Work to do:
Out of the lines below, please list those that hold the string "title".

Input for this task:
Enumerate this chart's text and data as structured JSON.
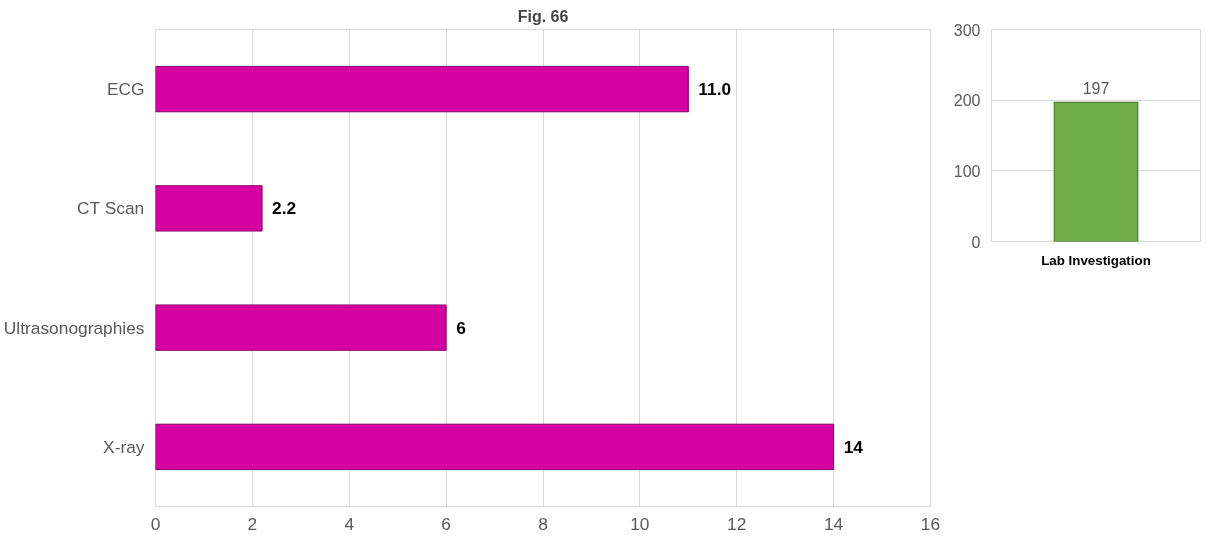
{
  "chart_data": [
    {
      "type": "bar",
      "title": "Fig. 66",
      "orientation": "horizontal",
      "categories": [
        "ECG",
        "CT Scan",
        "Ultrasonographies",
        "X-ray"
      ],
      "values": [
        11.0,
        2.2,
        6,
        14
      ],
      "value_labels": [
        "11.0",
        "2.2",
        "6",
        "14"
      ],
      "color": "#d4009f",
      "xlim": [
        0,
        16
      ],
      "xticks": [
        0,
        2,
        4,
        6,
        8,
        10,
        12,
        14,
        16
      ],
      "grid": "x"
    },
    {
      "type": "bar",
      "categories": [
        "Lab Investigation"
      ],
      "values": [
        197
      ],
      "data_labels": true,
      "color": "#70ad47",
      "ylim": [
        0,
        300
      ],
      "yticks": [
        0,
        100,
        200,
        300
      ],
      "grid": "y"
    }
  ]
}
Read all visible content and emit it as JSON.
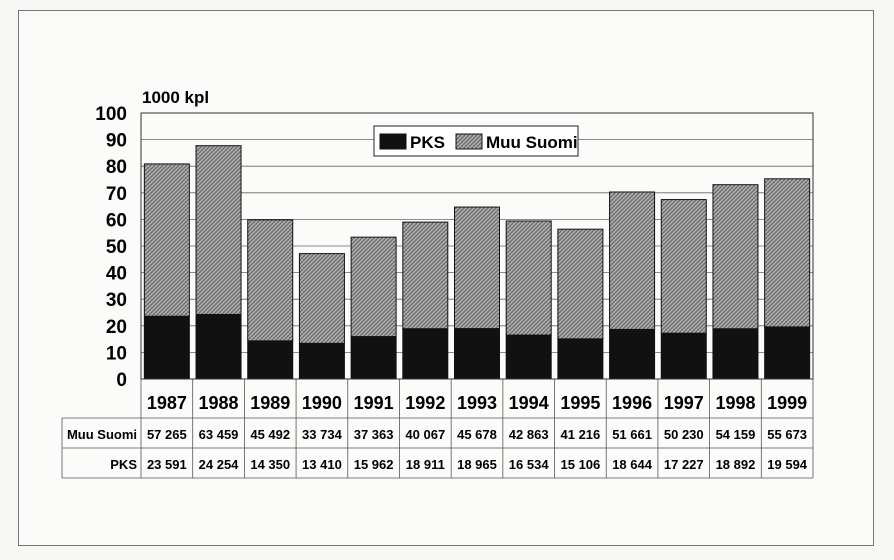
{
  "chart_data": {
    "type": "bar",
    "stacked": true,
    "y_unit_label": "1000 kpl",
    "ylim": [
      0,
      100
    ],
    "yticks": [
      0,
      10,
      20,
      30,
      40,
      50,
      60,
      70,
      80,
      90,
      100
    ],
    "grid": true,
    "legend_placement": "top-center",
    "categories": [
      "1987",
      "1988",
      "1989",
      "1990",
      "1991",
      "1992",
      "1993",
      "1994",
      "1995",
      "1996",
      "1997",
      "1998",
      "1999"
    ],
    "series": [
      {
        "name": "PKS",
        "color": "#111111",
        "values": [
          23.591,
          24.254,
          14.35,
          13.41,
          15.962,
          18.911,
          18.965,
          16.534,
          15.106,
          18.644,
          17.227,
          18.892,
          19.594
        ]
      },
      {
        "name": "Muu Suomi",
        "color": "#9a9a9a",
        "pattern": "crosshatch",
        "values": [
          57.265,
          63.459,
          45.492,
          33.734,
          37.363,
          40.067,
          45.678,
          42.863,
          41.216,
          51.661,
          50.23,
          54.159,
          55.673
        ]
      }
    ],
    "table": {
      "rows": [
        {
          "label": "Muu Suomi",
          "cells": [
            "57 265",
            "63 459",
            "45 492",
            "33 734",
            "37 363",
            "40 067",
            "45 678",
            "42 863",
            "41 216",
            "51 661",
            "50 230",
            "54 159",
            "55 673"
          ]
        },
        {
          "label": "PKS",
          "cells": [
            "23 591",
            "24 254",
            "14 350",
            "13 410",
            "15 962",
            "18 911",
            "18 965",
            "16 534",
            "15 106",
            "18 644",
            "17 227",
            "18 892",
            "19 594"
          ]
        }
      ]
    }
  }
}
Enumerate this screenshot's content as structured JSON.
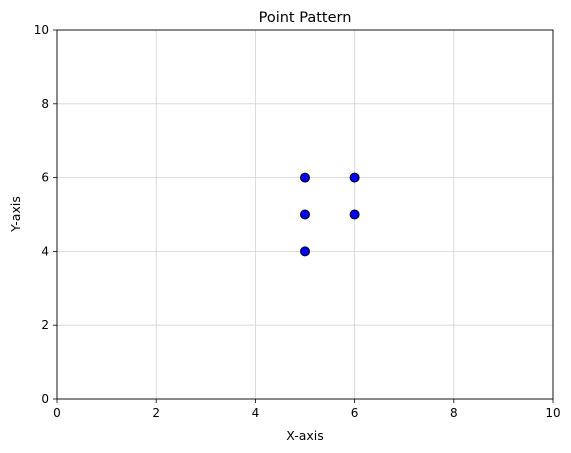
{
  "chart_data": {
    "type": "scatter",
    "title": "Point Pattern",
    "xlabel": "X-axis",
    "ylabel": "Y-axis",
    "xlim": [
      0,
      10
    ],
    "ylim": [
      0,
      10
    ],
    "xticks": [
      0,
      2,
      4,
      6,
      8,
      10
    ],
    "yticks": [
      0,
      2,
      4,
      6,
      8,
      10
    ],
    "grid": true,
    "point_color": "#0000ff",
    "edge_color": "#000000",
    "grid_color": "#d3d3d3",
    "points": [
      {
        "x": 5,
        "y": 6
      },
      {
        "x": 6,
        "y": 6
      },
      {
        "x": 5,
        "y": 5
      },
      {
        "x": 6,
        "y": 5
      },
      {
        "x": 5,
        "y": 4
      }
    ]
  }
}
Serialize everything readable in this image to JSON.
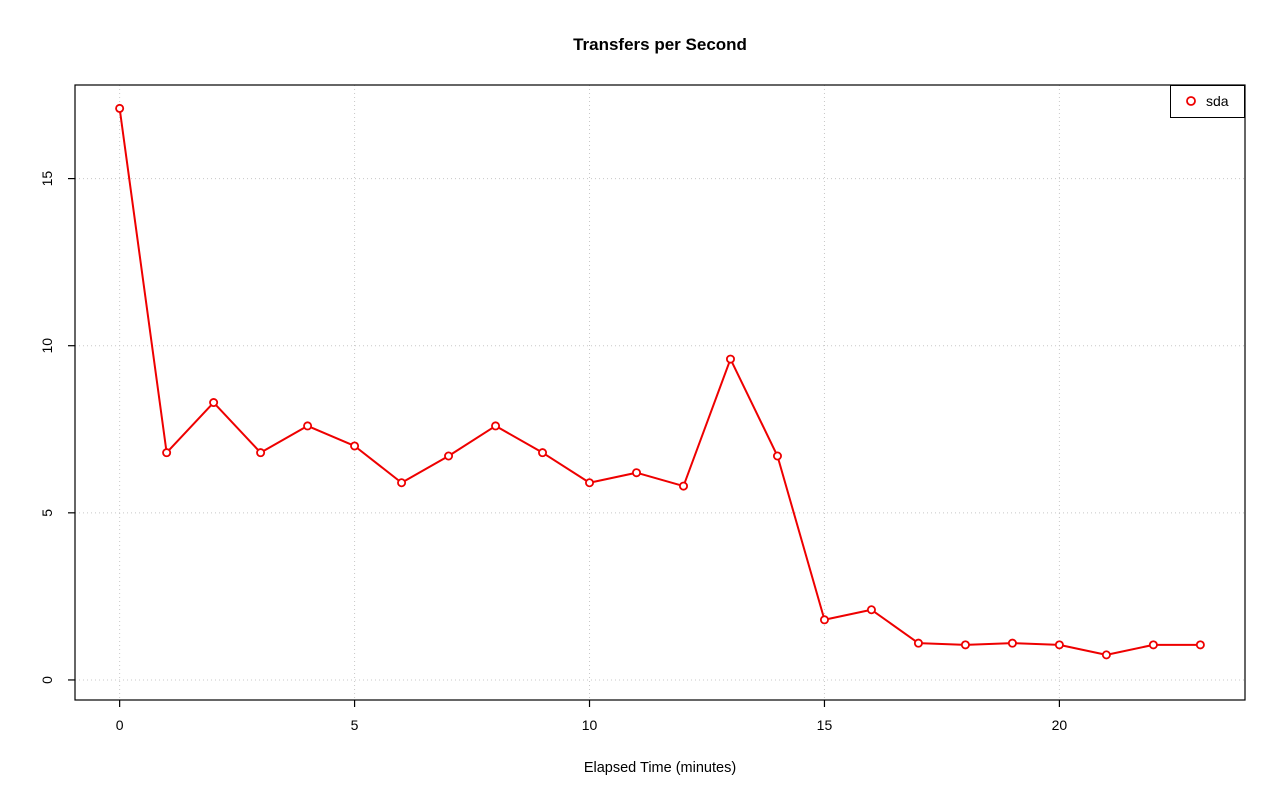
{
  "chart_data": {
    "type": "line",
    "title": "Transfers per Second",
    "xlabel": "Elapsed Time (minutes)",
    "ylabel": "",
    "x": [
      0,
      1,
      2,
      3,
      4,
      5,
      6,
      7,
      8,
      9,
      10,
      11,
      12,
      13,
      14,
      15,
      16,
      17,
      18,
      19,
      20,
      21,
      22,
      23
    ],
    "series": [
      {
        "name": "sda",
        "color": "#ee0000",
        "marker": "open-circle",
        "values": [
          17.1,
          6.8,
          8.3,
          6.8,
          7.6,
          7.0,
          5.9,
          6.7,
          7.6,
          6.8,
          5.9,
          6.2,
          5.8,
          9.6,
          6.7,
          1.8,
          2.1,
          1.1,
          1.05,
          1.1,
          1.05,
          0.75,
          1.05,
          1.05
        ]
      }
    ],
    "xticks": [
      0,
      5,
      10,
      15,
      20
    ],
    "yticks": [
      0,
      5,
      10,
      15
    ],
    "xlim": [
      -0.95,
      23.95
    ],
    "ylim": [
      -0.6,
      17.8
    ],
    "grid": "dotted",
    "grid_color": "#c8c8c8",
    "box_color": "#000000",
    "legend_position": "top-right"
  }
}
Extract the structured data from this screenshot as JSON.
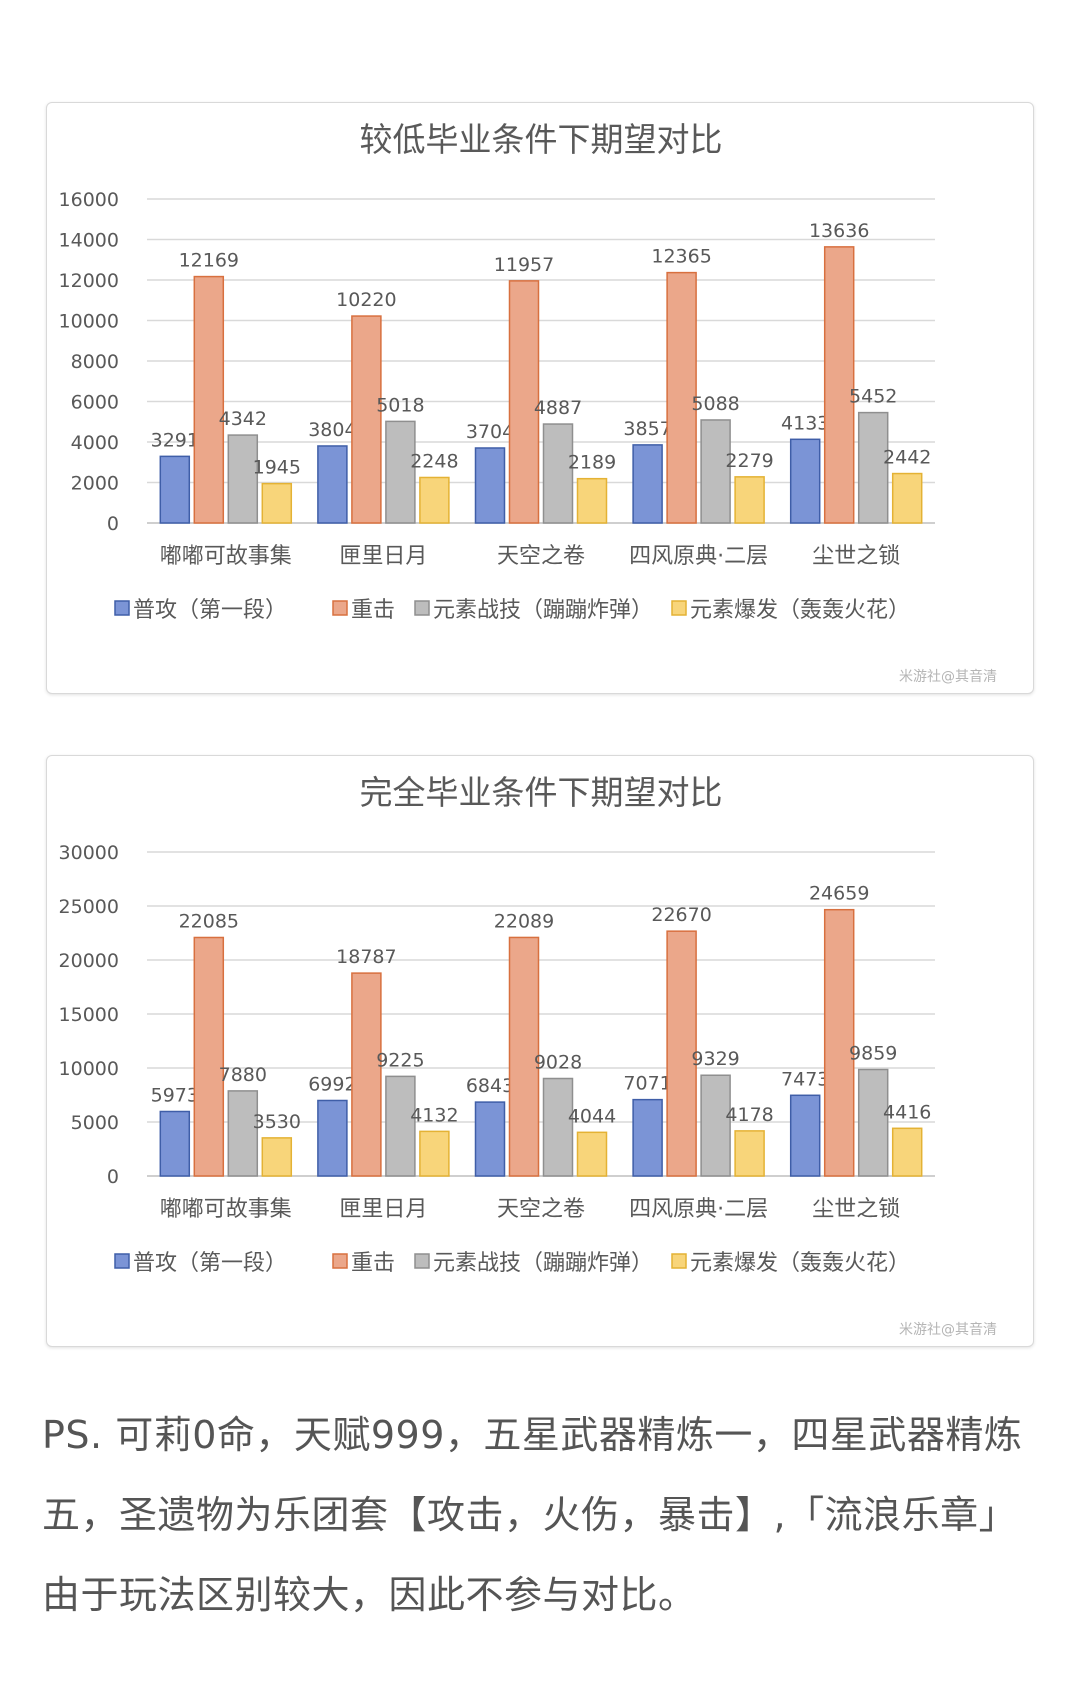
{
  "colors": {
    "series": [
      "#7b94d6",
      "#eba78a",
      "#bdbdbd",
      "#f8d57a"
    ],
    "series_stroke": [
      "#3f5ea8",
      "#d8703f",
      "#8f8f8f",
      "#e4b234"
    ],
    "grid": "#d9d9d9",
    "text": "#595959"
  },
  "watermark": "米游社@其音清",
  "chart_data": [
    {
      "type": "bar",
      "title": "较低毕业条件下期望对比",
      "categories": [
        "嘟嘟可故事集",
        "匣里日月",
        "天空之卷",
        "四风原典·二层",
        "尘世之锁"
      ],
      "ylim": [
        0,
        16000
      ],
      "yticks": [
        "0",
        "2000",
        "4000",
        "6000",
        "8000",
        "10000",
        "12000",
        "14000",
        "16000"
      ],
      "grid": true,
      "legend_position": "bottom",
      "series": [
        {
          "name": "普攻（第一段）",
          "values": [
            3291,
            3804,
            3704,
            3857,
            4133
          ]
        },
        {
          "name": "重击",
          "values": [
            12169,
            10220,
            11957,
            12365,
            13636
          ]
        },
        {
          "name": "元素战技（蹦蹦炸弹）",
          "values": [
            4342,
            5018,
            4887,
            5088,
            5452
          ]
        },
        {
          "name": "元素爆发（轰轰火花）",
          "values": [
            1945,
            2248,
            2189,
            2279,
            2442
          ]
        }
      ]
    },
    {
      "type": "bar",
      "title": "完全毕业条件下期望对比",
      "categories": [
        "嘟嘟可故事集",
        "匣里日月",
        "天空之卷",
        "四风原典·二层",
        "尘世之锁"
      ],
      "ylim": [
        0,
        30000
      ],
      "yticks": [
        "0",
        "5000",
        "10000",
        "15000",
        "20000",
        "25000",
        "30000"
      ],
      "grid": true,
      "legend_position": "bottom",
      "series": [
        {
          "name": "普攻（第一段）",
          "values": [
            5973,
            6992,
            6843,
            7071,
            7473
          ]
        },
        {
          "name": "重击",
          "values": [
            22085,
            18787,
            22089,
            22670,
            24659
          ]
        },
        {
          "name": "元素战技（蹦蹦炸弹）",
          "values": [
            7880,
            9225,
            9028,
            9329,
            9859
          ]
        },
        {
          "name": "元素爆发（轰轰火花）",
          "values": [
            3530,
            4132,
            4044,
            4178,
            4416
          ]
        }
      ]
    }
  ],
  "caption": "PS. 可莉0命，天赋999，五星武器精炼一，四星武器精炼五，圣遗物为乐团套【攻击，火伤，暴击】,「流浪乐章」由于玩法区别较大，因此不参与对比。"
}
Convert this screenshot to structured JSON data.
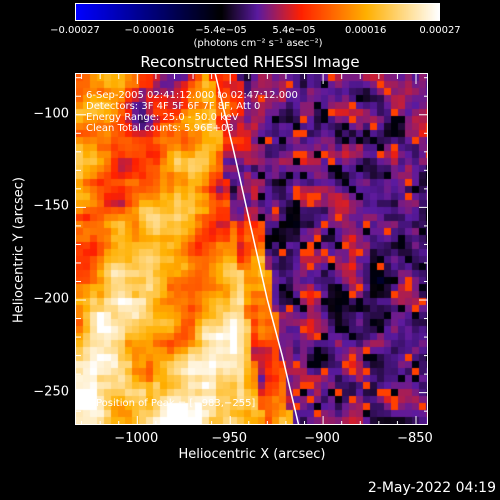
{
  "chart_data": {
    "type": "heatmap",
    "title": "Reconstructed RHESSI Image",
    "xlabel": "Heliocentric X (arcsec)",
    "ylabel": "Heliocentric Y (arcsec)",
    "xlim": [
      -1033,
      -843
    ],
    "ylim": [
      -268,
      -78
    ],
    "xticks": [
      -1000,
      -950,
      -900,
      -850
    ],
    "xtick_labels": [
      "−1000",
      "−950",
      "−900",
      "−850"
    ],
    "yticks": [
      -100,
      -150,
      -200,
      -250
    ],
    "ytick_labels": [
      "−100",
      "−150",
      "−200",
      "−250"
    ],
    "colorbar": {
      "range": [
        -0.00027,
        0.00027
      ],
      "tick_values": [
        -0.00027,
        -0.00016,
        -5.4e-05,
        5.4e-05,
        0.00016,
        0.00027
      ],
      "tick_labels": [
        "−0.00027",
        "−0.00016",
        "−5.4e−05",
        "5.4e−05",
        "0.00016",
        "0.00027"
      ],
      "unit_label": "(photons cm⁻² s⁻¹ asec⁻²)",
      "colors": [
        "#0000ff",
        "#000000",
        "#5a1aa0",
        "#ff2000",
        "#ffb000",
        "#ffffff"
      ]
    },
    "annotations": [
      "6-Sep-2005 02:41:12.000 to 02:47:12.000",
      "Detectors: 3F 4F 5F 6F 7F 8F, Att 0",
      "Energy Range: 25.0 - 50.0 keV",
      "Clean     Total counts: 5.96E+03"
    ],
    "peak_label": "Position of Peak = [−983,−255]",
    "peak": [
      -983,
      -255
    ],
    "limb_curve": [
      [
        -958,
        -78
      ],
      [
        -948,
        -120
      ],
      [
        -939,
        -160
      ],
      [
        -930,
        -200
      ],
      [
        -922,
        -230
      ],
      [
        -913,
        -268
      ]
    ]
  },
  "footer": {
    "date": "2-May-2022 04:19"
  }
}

Right answer:
      "title": "Fig. 66",
    "title": "Point Pattern",
    "title": "Transfers per Second",
      "title": "较低毕业条件下期望对比",
      "title": "完全毕业条件下期望对比",
    "title": "Reconstructed RHESSI Image",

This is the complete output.